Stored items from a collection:

■ ■ ■

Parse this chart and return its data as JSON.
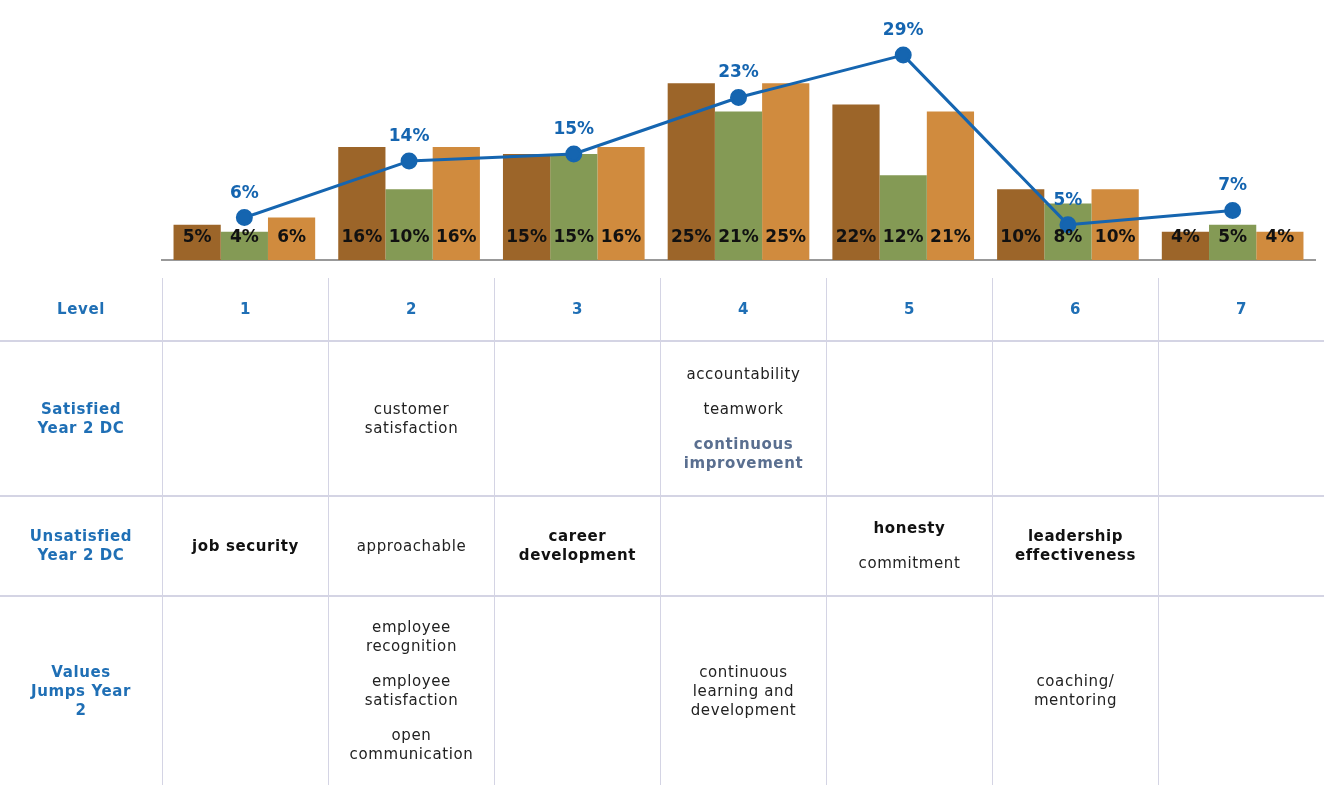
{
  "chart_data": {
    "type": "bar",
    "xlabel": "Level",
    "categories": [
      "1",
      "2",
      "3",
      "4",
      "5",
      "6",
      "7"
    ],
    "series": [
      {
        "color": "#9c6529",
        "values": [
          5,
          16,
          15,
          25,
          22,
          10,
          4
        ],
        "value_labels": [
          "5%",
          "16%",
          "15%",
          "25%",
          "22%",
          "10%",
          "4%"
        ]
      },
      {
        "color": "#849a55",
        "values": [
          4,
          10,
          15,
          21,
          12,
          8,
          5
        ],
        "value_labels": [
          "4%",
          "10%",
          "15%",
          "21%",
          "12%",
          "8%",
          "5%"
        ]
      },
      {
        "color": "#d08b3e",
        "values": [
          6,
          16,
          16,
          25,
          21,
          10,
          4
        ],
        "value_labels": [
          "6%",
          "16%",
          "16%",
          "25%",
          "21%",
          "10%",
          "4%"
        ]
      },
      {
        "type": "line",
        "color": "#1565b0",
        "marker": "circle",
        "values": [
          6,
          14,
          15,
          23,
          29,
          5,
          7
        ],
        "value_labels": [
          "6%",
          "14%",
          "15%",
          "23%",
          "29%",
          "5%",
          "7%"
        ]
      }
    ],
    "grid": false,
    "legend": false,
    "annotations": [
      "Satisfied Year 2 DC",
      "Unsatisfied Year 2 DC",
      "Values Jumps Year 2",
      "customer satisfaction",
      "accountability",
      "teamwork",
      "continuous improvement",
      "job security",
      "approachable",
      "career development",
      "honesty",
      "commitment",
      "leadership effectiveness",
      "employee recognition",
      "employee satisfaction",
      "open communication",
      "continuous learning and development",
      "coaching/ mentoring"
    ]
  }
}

■ ■ ■

WHAT THIS TASK INVOLVES: Using the records above, output their complete text exactly, minus any images.

FULL ANSWER:
Parse this chart and return its data as JSON.
{
  "chart_data": {
    "type": "bar",
    "xlabel": "Level",
    "categories": [
      "1",
      "2",
      "3",
      "4",
      "5",
      "6",
      "7"
    ],
    "series": [
      {
        "color": "#9c6529",
        "values": [
          5,
          16,
          15,
          25,
          22,
          10,
          4
        ],
        "value_labels": [
          "5%",
          "16%",
          "15%",
          "25%",
          "22%",
          "10%",
          "4%"
        ]
      },
      {
        "color": "#849a55",
        "values": [
          4,
          10,
          15,
          21,
          12,
          8,
          5
        ],
        "value_labels": [
          "4%",
          "10%",
          "15%",
          "21%",
          "12%",
          "8%",
          "5%"
        ]
      },
      {
        "color": "#d08b3e",
        "values": [
          6,
          16,
          16,
          25,
          21,
          10,
          4
        ],
        "value_labels": [
          "6%",
          "16%",
          "16%",
          "25%",
          "21%",
          "10%",
          "4%"
        ]
      },
      {
        "type": "line",
        "color": "#1565b0",
        "marker": "circle",
        "values": [
          6,
          14,
          15,
          23,
          29,
          5,
          7
        ],
        "value_labels": [
          "6%",
          "14%",
          "15%",
          "23%",
          "29%",
          "5%",
          "7%"
        ]
      }
    ],
    "grid": false,
    "legend": false,
    "annotations": [
      "Satisfied Year 2 DC",
      "Unsatisfied Year 2 DC",
      "Values Jumps Year 2",
      "customer satisfaction",
      "accountability",
      "teamwork",
      "continuous improvement",
      "job security",
      "approachable",
      "career development",
      "honesty",
      "commitment",
      "leadership effectiveness",
      "employee recognition",
      "employee satisfaction",
      "open communication",
      "continuous learning and development",
      "coaching/ mentoring"
    ]
  }
}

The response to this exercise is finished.